→ Given task
Return each line holding the string "that".

→ Given records
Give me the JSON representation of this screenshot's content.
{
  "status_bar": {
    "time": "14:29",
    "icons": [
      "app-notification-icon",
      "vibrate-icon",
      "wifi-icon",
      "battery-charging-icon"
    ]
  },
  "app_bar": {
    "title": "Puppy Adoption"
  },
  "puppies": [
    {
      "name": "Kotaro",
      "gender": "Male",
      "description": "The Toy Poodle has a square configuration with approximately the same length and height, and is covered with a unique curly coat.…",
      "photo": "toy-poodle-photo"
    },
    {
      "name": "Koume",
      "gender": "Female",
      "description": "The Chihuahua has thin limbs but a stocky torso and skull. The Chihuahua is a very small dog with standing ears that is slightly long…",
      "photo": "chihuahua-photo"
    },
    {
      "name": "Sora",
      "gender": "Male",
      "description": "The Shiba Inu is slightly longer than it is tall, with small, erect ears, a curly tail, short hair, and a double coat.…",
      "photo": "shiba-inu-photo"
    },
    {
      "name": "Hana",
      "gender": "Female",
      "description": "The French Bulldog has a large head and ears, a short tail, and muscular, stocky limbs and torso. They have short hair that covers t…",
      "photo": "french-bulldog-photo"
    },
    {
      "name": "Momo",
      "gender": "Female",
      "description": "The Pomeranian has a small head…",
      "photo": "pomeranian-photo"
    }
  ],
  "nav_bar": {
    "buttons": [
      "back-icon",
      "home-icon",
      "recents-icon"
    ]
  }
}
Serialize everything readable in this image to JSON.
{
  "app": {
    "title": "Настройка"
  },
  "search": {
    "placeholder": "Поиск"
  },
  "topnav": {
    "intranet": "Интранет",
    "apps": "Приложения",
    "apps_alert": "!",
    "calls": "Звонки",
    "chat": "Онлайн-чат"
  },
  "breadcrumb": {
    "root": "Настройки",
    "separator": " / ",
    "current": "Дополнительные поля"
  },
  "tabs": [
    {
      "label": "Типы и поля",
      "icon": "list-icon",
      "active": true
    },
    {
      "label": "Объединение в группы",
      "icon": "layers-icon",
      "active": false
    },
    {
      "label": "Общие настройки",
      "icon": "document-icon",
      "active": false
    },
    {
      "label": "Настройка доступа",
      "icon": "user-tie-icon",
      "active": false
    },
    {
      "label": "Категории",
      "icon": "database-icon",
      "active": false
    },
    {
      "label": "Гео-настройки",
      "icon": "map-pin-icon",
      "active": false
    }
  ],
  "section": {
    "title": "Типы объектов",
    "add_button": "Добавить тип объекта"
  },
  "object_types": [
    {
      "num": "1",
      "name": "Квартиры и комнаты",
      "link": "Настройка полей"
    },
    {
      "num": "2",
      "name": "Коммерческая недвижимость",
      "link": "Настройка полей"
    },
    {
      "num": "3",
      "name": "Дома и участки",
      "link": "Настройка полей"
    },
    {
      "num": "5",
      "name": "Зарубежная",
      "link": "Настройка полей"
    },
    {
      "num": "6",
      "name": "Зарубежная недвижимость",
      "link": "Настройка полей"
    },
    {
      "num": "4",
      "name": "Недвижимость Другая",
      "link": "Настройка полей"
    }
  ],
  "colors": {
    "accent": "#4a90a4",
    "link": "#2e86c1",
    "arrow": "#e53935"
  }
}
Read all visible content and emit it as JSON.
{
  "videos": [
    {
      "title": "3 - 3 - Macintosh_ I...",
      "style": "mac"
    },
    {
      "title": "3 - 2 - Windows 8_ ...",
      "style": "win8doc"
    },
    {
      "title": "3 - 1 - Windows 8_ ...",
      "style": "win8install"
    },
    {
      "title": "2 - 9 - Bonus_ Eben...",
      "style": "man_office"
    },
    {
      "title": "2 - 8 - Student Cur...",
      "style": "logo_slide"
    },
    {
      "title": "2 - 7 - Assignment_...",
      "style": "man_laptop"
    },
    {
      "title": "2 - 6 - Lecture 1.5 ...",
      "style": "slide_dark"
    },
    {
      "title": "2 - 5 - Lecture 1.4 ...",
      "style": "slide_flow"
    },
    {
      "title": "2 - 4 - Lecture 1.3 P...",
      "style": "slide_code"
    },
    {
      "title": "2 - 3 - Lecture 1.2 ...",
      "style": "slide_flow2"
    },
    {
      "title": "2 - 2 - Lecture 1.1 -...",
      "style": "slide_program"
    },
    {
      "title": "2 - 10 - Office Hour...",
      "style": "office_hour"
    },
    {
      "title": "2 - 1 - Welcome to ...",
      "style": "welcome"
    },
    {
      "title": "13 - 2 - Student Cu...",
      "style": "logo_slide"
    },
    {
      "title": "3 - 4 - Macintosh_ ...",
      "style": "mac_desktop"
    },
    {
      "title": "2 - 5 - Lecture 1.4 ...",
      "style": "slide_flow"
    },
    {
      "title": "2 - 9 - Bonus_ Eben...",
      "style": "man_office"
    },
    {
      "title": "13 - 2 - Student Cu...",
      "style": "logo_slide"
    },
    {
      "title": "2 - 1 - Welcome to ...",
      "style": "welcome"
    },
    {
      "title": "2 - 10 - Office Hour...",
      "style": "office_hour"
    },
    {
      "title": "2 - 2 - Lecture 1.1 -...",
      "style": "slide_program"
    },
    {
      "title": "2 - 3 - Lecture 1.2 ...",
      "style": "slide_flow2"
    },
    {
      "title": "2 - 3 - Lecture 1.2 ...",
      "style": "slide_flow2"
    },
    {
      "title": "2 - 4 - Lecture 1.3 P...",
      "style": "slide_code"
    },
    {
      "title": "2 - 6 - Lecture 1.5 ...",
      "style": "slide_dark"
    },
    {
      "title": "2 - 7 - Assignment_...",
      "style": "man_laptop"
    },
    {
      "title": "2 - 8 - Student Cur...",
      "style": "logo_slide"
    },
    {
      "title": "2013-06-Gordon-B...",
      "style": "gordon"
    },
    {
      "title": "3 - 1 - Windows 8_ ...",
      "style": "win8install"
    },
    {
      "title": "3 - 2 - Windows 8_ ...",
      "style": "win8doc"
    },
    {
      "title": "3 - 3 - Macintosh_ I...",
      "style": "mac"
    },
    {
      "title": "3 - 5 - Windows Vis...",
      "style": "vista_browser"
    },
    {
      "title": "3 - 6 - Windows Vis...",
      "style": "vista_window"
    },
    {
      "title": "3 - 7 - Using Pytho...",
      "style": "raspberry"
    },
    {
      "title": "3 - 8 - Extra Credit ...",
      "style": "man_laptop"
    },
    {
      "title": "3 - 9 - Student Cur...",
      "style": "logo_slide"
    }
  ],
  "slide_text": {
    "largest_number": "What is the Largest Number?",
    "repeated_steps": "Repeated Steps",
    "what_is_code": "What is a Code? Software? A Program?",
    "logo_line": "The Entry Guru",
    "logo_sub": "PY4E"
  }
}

→ Output
      "description": "The Chihuahua has thin limbs but a stocky torso and skull. The Chihuahua is a very small dog with standing ears that is slightly long…",
      "description": "The French Bulldog has a large head and ears, a short tail, and muscular, stocky limbs and torso. They have short hair that covers t…",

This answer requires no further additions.